TASK INSTRUCTIONS:
Copy everything from "Cast: Warren Beatty" down to "Arthur Malet (Everett)" in the Heaven Can Wait review, renaming "Inspector Krim" to "Detective Krim".

TEXT TO READ:
>>>

Heaven Can Wait (1978)

Heaven Can Wait (1978)

Deliberately old-fashioned and comforting drama, probably why it was a big hit when released

Director: Warren Beatty, Buck Henry

Cast: Warren Beatty (Joe Pendleton), Julie Christie (Betty Logan), James Mason (Mr Jordan), Jack Warden (Max Corkle), Charles Grodin (Tony Abbott), Dyan Cannon (Julia Farnsworth), Buck Henry (The Escort), Vincent Gardenia (Inspector Krim), Joseph Maher (Sisk), Hamilton Camp (Bentley), Arthur Malet (Everett)

Beatty’s cosily old-fashioned directorial debut – in which, Welles like, he celebrated Oscar nominations for producing, directing, writing and acting – might well be the reason for its financial success. Perhaps a world in turmoil needed a remake of the smooth 1941 studio film Here Comes Mr Jordan, becoming the third adaptation of Harry Segall’s 1938 play. Heaven Can Wait reshuffles a few bits and pieces here and there, while aiming to capture as much of the tone of the original as possible.

Beatty is Joe Pendleton, promising quarterback for the Los Angeles Rams… until, facing certain death in a road accident he is plucked to Heaven by his guardian angel (Buck Henry). But the angel was overzealous, as supervisor Mr Jordan (James Mason) reveals Joe had 50 years to live. With his body cremated, Jordan arranges for Joe to take the body of billionaire Leo Farnsworth, recently murdered by his gold digger wife Julia (Dyan Cannon) and her lover, Farnsworth’s secretary, Tony Abbott (Charles Grodin). In his new body, Joe, inspired by environmentalist Betty Logan (Julie Christie), tries to make his company care while buying the Rams and persuading old coach Max (Jack Warden) that it’s really Joe and he needs his help to train his new body for the Super Bowl.

<<<

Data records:
>>>

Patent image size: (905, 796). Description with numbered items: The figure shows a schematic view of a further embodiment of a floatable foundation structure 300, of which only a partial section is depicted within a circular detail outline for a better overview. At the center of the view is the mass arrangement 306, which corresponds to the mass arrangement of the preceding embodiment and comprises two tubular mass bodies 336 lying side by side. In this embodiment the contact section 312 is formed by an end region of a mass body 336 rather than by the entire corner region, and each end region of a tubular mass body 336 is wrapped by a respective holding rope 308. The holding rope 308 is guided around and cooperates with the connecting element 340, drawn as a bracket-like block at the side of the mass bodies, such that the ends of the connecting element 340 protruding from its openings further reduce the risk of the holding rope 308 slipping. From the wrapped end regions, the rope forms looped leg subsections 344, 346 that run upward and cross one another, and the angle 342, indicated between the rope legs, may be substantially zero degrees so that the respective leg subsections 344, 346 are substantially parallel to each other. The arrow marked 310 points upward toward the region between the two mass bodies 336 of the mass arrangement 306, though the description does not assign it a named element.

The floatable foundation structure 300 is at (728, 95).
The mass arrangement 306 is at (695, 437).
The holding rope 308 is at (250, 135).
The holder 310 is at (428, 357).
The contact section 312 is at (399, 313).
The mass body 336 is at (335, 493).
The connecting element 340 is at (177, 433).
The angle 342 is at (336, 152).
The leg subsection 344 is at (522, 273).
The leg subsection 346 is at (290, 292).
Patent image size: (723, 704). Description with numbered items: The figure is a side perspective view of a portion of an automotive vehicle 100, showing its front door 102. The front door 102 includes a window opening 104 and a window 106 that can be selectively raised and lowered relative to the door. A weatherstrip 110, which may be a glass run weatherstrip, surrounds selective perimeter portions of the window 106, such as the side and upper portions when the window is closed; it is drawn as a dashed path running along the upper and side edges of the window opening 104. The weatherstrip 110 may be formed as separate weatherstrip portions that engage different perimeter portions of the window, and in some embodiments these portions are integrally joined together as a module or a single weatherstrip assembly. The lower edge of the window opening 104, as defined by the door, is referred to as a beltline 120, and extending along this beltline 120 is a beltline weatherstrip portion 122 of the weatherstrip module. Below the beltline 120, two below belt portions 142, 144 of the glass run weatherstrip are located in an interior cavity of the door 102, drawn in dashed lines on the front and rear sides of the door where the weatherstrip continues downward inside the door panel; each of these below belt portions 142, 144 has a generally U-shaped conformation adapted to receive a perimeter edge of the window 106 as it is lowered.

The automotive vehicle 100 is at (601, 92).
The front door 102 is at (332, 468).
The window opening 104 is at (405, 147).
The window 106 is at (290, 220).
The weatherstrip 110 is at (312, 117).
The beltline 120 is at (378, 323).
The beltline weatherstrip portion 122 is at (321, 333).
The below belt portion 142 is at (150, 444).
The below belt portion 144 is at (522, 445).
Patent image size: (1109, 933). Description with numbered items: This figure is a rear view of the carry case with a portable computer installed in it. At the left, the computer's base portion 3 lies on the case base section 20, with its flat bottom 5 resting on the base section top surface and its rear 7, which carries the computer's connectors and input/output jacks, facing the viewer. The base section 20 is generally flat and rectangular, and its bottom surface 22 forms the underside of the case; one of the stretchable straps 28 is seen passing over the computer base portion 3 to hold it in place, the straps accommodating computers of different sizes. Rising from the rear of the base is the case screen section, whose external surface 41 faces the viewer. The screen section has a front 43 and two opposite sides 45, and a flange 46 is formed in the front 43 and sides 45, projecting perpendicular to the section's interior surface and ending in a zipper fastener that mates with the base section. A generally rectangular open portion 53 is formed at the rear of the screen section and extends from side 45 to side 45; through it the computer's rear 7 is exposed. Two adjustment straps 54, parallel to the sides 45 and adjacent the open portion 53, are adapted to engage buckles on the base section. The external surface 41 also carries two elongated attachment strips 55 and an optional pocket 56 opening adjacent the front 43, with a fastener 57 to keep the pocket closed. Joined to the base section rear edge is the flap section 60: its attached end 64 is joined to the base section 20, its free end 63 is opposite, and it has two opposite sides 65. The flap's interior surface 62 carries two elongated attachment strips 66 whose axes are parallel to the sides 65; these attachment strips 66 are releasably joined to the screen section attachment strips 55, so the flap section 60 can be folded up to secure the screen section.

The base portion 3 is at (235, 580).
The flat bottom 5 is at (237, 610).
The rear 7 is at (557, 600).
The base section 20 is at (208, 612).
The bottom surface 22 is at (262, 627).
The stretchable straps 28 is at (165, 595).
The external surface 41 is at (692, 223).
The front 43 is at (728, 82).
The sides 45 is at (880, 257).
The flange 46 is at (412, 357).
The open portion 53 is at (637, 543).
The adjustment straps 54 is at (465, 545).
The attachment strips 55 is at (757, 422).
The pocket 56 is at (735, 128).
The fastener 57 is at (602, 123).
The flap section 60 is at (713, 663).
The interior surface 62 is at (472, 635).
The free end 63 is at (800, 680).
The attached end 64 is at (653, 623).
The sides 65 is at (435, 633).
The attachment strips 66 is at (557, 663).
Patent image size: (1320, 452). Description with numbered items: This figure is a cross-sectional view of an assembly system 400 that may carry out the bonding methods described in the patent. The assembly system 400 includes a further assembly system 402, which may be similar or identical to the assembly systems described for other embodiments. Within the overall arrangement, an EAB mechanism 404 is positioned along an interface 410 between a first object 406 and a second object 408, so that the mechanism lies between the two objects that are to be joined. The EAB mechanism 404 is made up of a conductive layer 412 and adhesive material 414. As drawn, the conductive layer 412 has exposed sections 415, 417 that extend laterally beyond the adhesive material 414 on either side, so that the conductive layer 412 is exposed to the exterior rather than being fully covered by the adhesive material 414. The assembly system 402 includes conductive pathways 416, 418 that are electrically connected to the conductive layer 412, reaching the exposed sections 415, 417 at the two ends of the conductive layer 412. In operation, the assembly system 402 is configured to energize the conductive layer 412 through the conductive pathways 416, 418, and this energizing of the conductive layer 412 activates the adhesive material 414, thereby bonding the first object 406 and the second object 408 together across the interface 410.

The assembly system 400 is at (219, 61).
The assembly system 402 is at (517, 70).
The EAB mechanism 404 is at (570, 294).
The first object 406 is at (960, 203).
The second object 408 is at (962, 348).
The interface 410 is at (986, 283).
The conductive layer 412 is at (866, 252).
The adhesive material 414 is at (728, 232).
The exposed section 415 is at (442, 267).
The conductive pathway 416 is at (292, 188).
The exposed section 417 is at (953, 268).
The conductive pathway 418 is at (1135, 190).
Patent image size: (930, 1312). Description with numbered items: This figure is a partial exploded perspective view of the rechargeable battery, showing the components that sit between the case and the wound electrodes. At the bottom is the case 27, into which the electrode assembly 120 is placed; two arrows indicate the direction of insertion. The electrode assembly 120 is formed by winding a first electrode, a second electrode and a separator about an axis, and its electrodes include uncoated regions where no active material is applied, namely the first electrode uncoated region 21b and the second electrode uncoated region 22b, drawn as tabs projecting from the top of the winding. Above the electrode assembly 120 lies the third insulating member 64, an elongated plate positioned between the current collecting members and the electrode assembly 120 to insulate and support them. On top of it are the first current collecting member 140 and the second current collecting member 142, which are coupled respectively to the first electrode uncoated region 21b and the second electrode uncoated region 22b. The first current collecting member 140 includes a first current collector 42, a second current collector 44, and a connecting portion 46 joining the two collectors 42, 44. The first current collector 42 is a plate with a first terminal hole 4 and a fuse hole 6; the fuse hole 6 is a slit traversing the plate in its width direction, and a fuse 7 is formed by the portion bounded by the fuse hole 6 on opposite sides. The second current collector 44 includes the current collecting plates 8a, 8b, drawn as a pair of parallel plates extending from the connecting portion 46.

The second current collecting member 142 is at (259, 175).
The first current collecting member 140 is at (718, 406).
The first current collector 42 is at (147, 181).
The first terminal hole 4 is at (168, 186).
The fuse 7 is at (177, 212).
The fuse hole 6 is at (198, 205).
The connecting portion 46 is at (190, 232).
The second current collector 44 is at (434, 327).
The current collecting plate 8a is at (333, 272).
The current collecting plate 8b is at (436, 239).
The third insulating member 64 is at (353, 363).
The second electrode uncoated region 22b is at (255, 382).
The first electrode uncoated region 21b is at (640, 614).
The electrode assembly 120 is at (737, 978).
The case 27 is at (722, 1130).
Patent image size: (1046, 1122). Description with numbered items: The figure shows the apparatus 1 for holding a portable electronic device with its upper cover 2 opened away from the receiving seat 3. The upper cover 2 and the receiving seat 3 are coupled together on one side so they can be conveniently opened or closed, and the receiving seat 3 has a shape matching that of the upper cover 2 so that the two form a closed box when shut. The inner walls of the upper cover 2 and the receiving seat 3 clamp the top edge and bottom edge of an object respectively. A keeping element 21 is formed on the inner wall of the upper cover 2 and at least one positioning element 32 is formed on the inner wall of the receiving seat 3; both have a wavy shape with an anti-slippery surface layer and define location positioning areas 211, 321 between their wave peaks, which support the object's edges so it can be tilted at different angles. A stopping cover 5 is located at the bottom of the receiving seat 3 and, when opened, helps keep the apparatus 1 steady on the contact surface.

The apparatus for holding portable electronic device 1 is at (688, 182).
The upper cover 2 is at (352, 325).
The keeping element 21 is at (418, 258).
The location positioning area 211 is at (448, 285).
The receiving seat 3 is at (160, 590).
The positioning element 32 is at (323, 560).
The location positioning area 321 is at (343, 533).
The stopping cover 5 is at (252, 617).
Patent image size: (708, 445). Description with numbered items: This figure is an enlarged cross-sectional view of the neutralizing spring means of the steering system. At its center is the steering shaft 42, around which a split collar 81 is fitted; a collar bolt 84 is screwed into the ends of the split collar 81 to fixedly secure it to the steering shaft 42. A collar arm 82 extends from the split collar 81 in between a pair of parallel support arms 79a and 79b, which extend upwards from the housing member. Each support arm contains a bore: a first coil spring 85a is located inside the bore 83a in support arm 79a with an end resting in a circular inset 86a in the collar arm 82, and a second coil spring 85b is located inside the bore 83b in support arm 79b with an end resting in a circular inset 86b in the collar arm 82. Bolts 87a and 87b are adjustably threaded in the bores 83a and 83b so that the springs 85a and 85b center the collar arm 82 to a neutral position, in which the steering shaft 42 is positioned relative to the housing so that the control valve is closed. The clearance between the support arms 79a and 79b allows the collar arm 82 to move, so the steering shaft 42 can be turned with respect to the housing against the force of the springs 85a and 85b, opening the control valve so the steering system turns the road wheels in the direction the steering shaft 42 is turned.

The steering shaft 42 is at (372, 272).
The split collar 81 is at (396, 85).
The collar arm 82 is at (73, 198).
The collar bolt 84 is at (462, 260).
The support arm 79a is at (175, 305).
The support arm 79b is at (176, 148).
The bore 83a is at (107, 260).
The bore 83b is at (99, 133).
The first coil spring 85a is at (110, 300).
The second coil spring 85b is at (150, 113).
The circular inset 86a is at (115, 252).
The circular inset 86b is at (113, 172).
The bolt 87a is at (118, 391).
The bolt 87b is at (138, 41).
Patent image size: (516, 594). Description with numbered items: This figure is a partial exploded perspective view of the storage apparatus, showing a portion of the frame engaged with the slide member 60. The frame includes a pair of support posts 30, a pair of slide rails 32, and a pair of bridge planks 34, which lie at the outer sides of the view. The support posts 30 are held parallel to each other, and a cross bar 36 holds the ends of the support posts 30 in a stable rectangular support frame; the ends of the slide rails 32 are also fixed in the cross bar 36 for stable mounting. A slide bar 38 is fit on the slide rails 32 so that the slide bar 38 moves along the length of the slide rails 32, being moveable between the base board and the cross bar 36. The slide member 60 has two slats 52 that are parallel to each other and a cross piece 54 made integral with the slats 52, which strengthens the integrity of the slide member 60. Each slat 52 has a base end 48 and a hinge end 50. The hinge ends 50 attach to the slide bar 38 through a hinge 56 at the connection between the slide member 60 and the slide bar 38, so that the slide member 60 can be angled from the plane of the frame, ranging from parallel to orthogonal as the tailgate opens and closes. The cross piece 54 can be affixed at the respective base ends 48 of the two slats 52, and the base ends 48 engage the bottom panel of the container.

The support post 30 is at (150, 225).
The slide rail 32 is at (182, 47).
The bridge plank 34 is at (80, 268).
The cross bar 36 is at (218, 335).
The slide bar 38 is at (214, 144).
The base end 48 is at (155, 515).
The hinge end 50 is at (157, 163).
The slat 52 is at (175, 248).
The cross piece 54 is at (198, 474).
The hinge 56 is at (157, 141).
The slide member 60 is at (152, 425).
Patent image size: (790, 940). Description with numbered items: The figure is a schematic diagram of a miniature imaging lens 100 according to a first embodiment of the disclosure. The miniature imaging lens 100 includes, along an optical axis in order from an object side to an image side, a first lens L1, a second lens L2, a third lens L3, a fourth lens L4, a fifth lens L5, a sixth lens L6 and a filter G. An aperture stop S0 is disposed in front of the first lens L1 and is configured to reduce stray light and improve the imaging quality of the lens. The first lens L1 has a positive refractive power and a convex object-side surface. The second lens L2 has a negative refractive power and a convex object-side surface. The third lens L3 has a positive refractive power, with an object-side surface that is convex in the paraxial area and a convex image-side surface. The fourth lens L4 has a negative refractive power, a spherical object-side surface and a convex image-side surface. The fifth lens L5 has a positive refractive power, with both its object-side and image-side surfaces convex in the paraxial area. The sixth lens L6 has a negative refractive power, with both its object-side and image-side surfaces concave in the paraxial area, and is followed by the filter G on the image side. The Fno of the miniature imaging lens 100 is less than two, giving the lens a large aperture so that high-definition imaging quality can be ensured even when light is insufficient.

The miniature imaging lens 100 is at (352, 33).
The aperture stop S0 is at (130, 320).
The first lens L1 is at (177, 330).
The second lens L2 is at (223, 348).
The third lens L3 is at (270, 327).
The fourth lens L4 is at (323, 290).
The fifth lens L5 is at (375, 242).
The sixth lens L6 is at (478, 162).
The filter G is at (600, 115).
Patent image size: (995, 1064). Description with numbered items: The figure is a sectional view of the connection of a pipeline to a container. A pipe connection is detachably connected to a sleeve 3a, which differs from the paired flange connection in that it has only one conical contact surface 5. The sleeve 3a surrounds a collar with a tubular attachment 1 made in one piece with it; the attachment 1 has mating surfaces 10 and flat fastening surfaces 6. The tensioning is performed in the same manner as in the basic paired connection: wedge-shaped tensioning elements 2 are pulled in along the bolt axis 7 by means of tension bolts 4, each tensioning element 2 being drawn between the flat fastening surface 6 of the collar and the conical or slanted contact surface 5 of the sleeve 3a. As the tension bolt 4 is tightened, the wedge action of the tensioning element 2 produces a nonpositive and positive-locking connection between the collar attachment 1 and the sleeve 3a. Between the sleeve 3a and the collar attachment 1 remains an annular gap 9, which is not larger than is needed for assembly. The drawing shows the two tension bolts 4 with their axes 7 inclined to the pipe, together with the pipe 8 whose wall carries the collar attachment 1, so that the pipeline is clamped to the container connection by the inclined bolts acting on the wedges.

<<<

RESPONSE TO THIS EXERCISE:
Cast: Warren Beatty (Joe Pendleton), Julie Christie (Betty Logan), James Mason (Mr Jordan), Jack Warden (Max Corkle), Charles Grodin (Tony Abbott), Dyan Cannon (Julia Farnsworth), Buck Henry (The Escort), Vincent Gardenia (Detective Krim), Joseph Maher (Sisk), Hamilton Camp (Bentley), Arthur Malet (Everett)